INFORMATION GIVEN start

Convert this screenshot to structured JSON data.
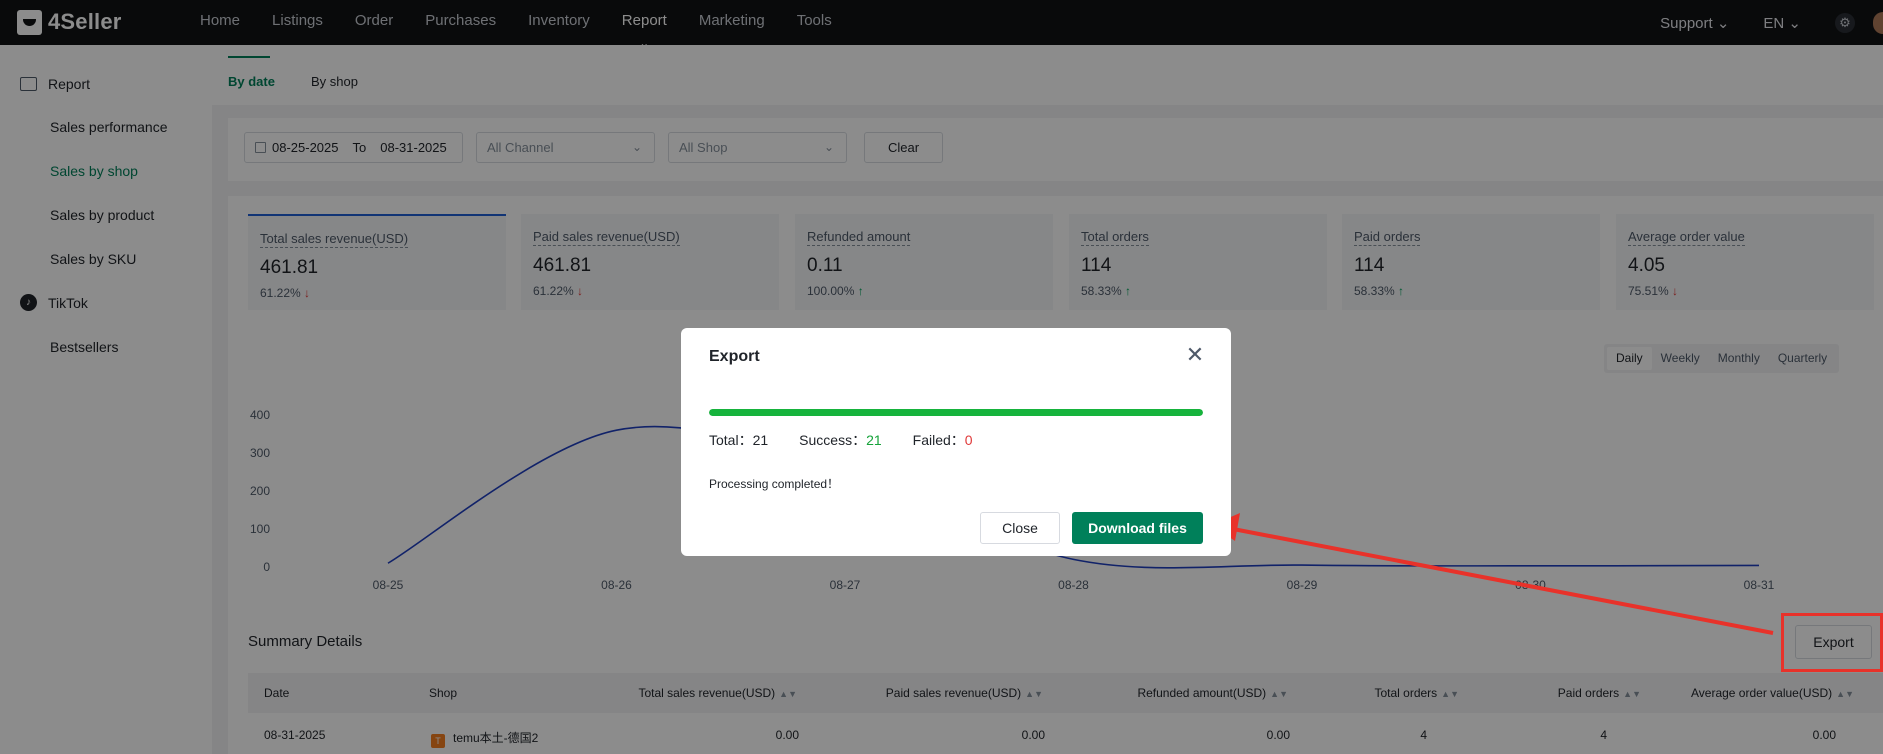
{
  "app": {
    "logo": "4Seller"
  },
  "nav": {
    "items": [
      "Home",
      "Listings",
      "Order",
      "Purchases",
      "Inventory",
      "Report",
      "Marketing",
      "Tools"
    ],
    "active": "Report",
    "support": "Support ⌄",
    "lang": "EN ⌄"
  },
  "sidebar": {
    "report_group": "Report",
    "items": [
      "Sales performance",
      "Sales by shop",
      "Sales by product",
      "Sales by SKU"
    ],
    "tiktok_group": "TikTok",
    "tiktok_items": [
      "Bestsellers"
    ],
    "active": "Sales by shop"
  },
  "tabs": [
    "By date",
    "By shop"
  ],
  "filters": {
    "date_from": "08-25-2025",
    "date_to_label": "To",
    "date_to": "08-31-2025",
    "channel": "All Channel",
    "shop": "All Shop",
    "clear": "Clear"
  },
  "cards": [
    {
      "title": "Total sales revenue(USD)",
      "value": "461.81",
      "pct": "61.22%",
      "trend": "↓",
      "dir": "down"
    },
    {
      "title": "Paid sales revenue(USD)",
      "value": "461.81",
      "pct": "61.22%",
      "trend": "↓",
      "dir": "down"
    },
    {
      "title": "Refunded amount",
      "value": "0.11",
      "pct": "100.00%",
      "trend": "↑",
      "dir": "up"
    },
    {
      "title": "Total orders",
      "value": "114",
      "pct": "58.33%",
      "trend": "↑",
      "dir": "up"
    },
    {
      "title": "Paid orders",
      "value": "114",
      "pct": "58.33%",
      "trend": "↑",
      "dir": "up"
    },
    {
      "title": "Average order value",
      "value": "4.05",
      "pct": "75.51%",
      "trend": "↓",
      "dir": "down"
    }
  ],
  "period": {
    "options": [
      "Daily",
      "Weekly",
      "Monthly",
      "Quarterly"
    ],
    "active": "Daily"
  },
  "chart_data": {
    "type": "line",
    "categories": [
      "08-25",
      "08-26",
      "08-27",
      "08-28",
      "08-29",
      "08-30",
      "08-31"
    ],
    "series": [
      {
        "values": [
          10,
          360,
          250,
          20,
          5,
          3,
          4
        ],
        "color": "#1f3fbf"
      }
    ],
    "yticks": [
      0,
      100,
      200,
      300,
      400
    ],
    "ylim": [
      0,
      400
    ],
    "grid": false
  },
  "summary": {
    "title": "Summary Details",
    "export": "Export",
    "columns": [
      "Date",
      "Shop",
      "Total sales revenue(USD)",
      "Paid sales revenue(USD)",
      "Refunded amount(USD)",
      "Total orders",
      "Paid orders",
      "Average order value(USD)"
    ],
    "rows": [
      {
        "date": "08-31-2025",
        "shop_badge": "T",
        "shop": "temu本土-德国2",
        "total": "0.00",
        "paid": "0.00",
        "refunded": "0.00",
        "total_orders": "4",
        "paid_orders": "4",
        "aov": "0.00"
      }
    ]
  },
  "modal": {
    "title": "Export",
    "progress": 1.0,
    "total_label": "Total：",
    "total": "21",
    "success_label": "Success：",
    "success": "21",
    "failed_label": "Failed：",
    "failed": "0",
    "message": "Processing completed！",
    "close": "Close",
    "download": "Download files"
  },
  "colors": {
    "brand": "#00805a",
    "progress": "#16b33c",
    "annotation": "#e8322a"
  }
}
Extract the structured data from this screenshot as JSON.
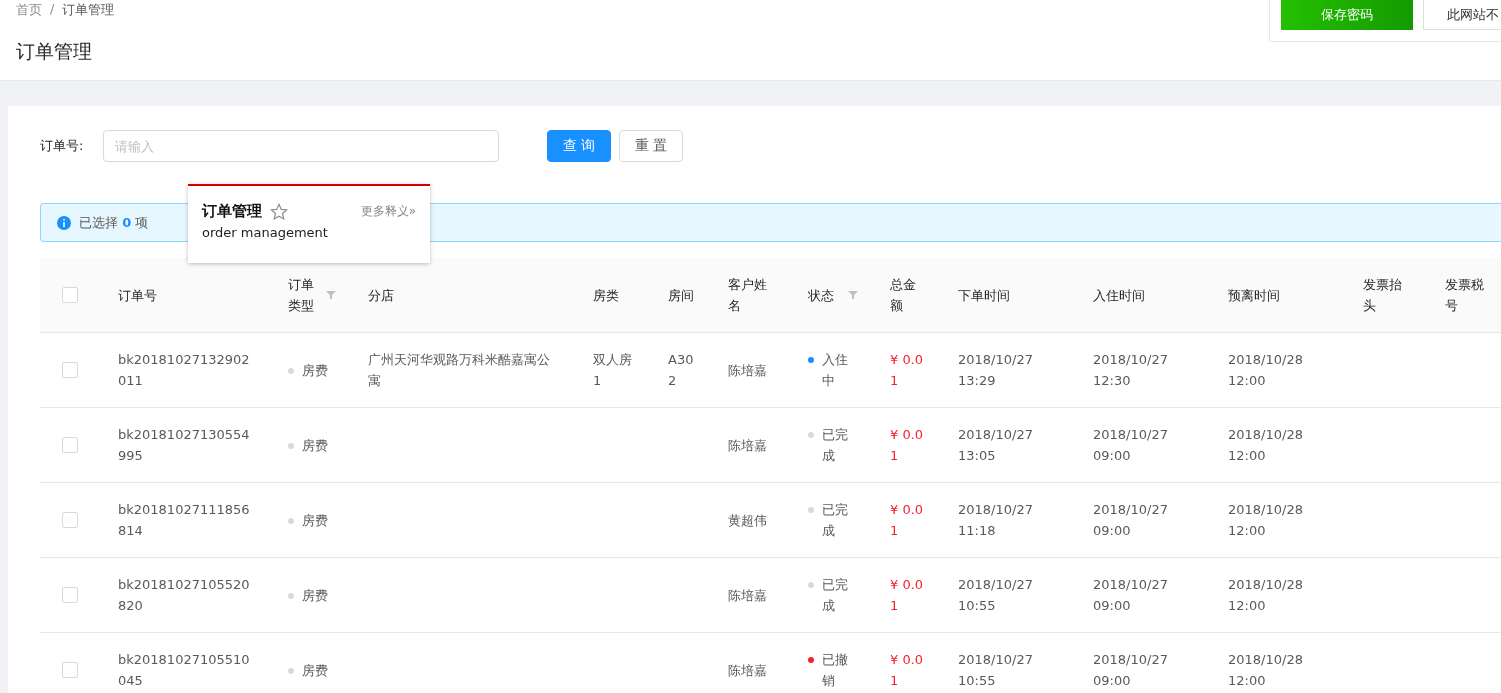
{
  "breadcrumb": [
    {
      "label": "首页",
      "selected": false
    },
    {
      "label": "订单管理",
      "selected": true
    }
  ],
  "breadcrumb_separator": "/",
  "title": "订单管理",
  "password_prompt": {
    "buttons": [
      "保存密码",
      "此网站不"
    ]
  },
  "filter": {
    "label": "订单号:",
    "placeholder": "请输入",
    "buttons": [
      "查 询",
      "重 置"
    ]
  },
  "selection_alert": {
    "before": "已选择",
    "count": "0",
    "after": "项"
  },
  "dictionary_popup": {
    "word": "订单管理",
    "more": "更多释义»",
    "translation": "order management"
  },
  "table": {
    "select_all_checked": false,
    "columns": [
      {
        "label": "订单号",
        "filter": false
      },
      {
        "label": "订单类型",
        "filter": true
      },
      {
        "label": "分店",
        "filter": false
      },
      {
        "label": "房类",
        "filter": false
      },
      {
        "label": "房间",
        "filter": false
      },
      {
        "label": "客户姓名",
        "filter": false
      },
      {
        "label": "状态",
        "filter": true
      },
      {
        "label": "总金额",
        "filter": false
      },
      {
        "label": "下单时间",
        "filter": false
      },
      {
        "label": "入住时间",
        "filter": false
      },
      {
        "label": "预离时间",
        "filter": false
      },
      {
        "label": "发票抬头",
        "filter": false
      },
      {
        "label": "发票税号",
        "filter": false
      }
    ],
    "rows": [
      {
        "checked": false,
        "order_no": "bk20181027132902011",
        "type": "房费",
        "store": "广州天河华观路万科米酷嘉寓公寓",
        "room_type": "双人房1",
        "room": "A302",
        "guest": "陈培嘉",
        "status": "入住中",
        "color": "#1890ff",
        "amount": "¥ 0.01",
        "ordered": "2018/10/27 13:29",
        "check_in": "2018/10/27 12:30",
        "check_out": "2018/10/28 12:00"
      },
      {
        "checked": false,
        "order_no": "bk20181027130554995",
        "type": "房费",
        "guest": "陈培嘉",
        "status": "已完成",
        "color": "#d9d9d9",
        "amount": "¥ 0.01",
        "ordered": "2018/10/27 13:05",
        "check_in": "2018/10/27 09:00",
        "check_out": "2018/10/28 12:00"
      },
      {
        "checked": false,
        "order_no": "bk20181027111856814",
        "type": "房费",
        "guest": "黄超伟",
        "status": "已完成",
        "color": "#d9d9d9",
        "amount": "¥ 0.01",
        "ordered": "2018/10/27 11:18",
        "check_in": "2018/10/27 09:00",
        "check_out": "2018/10/28 12:00"
      },
      {
        "checked": false,
        "order_no": "bk20181027105520820",
        "type": "房费",
        "guest": "陈培嘉",
        "status": "已完成",
        "color": "#d9d9d9",
        "amount": "¥ 0.01",
        "ordered": "2018/10/27 10:55",
        "check_in": "2018/10/27 09:00",
        "check_out": "2018/10/28 12:00"
      },
      {
        "checked": false,
        "order_no": "bk20181027105510045",
        "type": "房费",
        "guest": "陈培嘉",
        "status": "已撤销",
        "color": "#f5222d",
        "amount": "¥ 0.01",
        "ordered": "2018/10/27 10:55",
        "check_in": "2018/10/27 09:00",
        "check_out": "2018/10/28 12:00"
      }
    ]
  }
}
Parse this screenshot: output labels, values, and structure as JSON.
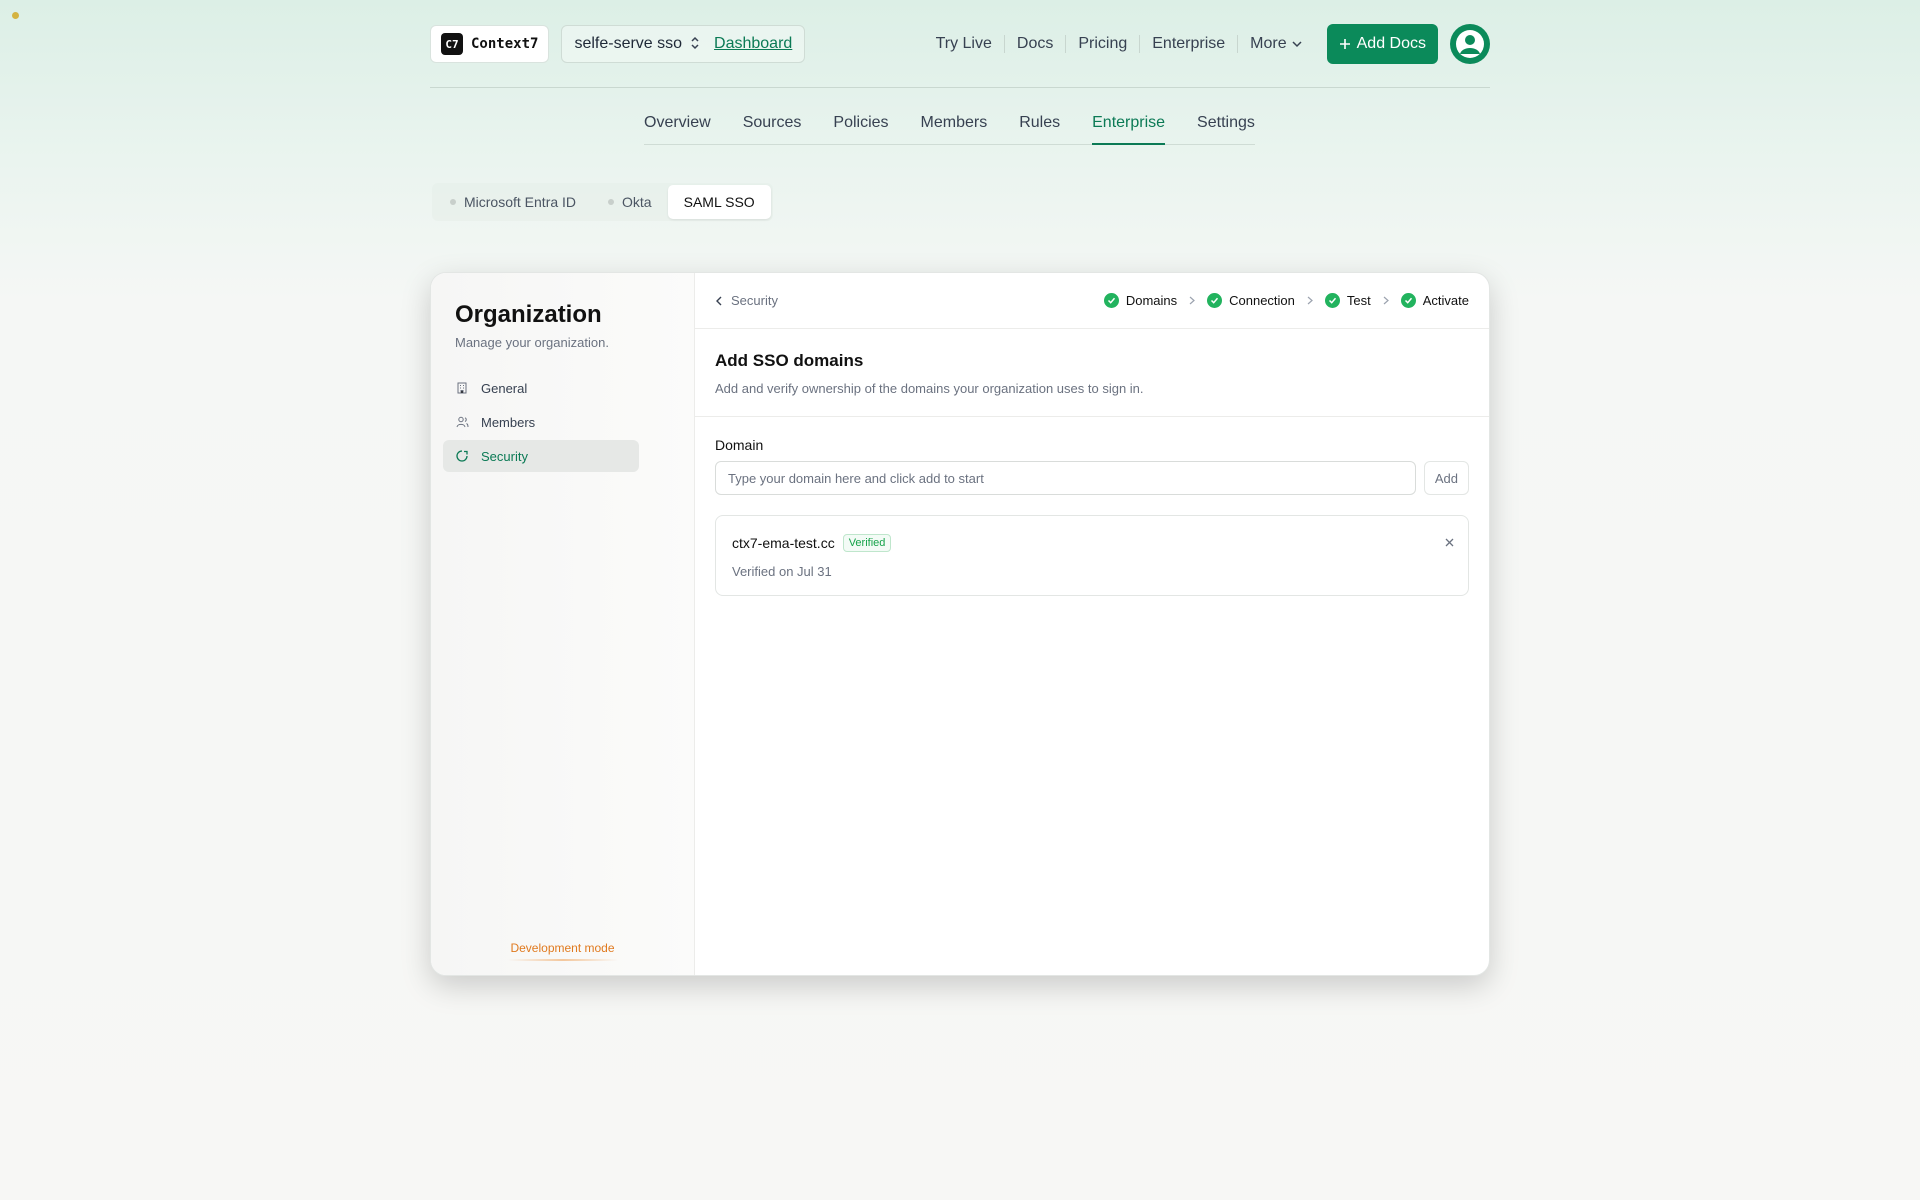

INFORMATION GIVEN end

* _REQUIREMENTS_
Count the lines in the material above where the string "active" appears, then state only that count.

* _EXERCISE RESULT_
3